> _Written task_: Reproduce each of the lines word for word.
%%
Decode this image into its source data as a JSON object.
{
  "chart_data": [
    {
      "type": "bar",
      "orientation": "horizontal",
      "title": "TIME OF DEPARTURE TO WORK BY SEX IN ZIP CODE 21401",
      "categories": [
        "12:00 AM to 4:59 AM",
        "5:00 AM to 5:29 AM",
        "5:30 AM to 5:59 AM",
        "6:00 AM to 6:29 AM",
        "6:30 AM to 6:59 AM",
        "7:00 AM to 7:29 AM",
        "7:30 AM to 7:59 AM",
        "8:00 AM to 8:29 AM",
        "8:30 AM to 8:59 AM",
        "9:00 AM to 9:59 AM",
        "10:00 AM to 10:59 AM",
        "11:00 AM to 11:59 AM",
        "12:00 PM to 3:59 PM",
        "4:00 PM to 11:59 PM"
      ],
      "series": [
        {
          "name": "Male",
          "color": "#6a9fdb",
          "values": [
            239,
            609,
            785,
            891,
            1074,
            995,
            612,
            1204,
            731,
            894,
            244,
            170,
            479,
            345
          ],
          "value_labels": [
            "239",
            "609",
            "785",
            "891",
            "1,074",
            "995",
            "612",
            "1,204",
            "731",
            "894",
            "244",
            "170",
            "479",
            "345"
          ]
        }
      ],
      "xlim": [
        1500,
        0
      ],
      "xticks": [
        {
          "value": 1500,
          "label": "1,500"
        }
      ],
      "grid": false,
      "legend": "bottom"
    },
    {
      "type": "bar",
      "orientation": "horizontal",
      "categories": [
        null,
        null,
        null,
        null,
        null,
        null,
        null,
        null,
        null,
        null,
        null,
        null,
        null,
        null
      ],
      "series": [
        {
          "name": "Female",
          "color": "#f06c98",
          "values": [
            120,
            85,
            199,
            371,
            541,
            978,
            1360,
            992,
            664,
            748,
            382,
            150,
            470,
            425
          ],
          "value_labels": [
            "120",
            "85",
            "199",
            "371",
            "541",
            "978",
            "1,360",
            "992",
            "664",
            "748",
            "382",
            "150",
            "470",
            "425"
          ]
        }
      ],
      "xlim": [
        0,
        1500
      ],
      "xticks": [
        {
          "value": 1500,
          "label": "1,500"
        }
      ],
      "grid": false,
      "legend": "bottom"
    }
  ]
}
%%
> _Output below_:
Decode this image into its source data as a JSON object.
{
  "chart_data": [
    {
      "type": "bar",
      "orientation": "horizontal",
      "title": "TIME OF DEPARTURE TO WORK BY SEX IN ZIP CODE 21401",
      "categories": [
        "12:00 AM to 4:59 AM",
        "5:00 AM to 5:29 AM",
        "5:30 AM to 5:59 AM",
        "6:00 AM to 6:29 AM",
        "6:30 AM to 6:59 AM",
        "7:00 AM to 7:29 AM",
        "7:30 AM to 7:59 AM",
        "8:00 AM to 8:29 AM",
        "8:30 AM to 8:59 AM",
        "9:00 AM to 9:59 AM",
        "10:00 AM to 10:59 AM",
        "11:00 AM to 11:59 AM",
        "12:00 PM to 3:59 PM",
        "4:00 PM to 11:59 PM"
      ],
      "series": [
        {
          "name": "Male",
          "color": "#6a9fdb",
          "values": [
            239,
            609,
            785,
            891,
            1074,
            995,
            612,
            1204,
            731,
            894,
            244,
            170,
            479,
            345
          ],
          "value_labels": [
            "239",
            "609",
            "785",
            "891",
            "1,074",
            "995",
            "612",
            "1,204",
            "731",
            "894",
            "244",
            "170",
            "479",
            "345"
          ]
        }
      ],
      "xlim": [
        1500,
        0
      ],
      "xticks": [
        {
          "value": 1500,
          "label": "1,500"
        }
      ],
      "grid": false,
      "legend": "bottom"
    },
    {
      "type": "bar",
      "orientation": "horizontal",
      "categories": [
        null,
        null,
        null,
        null,
        null,
        null,
        null,
        null,
        null,
        null,
        null,
        null,
        null,
        null
      ],
      "series": [
        {
          "name": "Female",
          "color": "#f06c98",
          "values": [
            120,
            85,
            199,
            371,
            541,
            978,
            1360,
            992,
            664,
            748,
            382,
            150,
            470,
            425
          ],
          "value_labels": [
            "120",
            "85",
            "199",
            "371",
            "541",
            "978",
            "1,360",
            "992",
            "664",
            "748",
            "382",
            "150",
            "470",
            "425"
          ]
        }
      ],
      "xlim": [
        0,
        1500
      ],
      "xticks": [
        {
          "value": 1500,
          "label": "1,500"
        }
      ],
      "grid": false,
      "legend": "bottom"
    }
  ]
}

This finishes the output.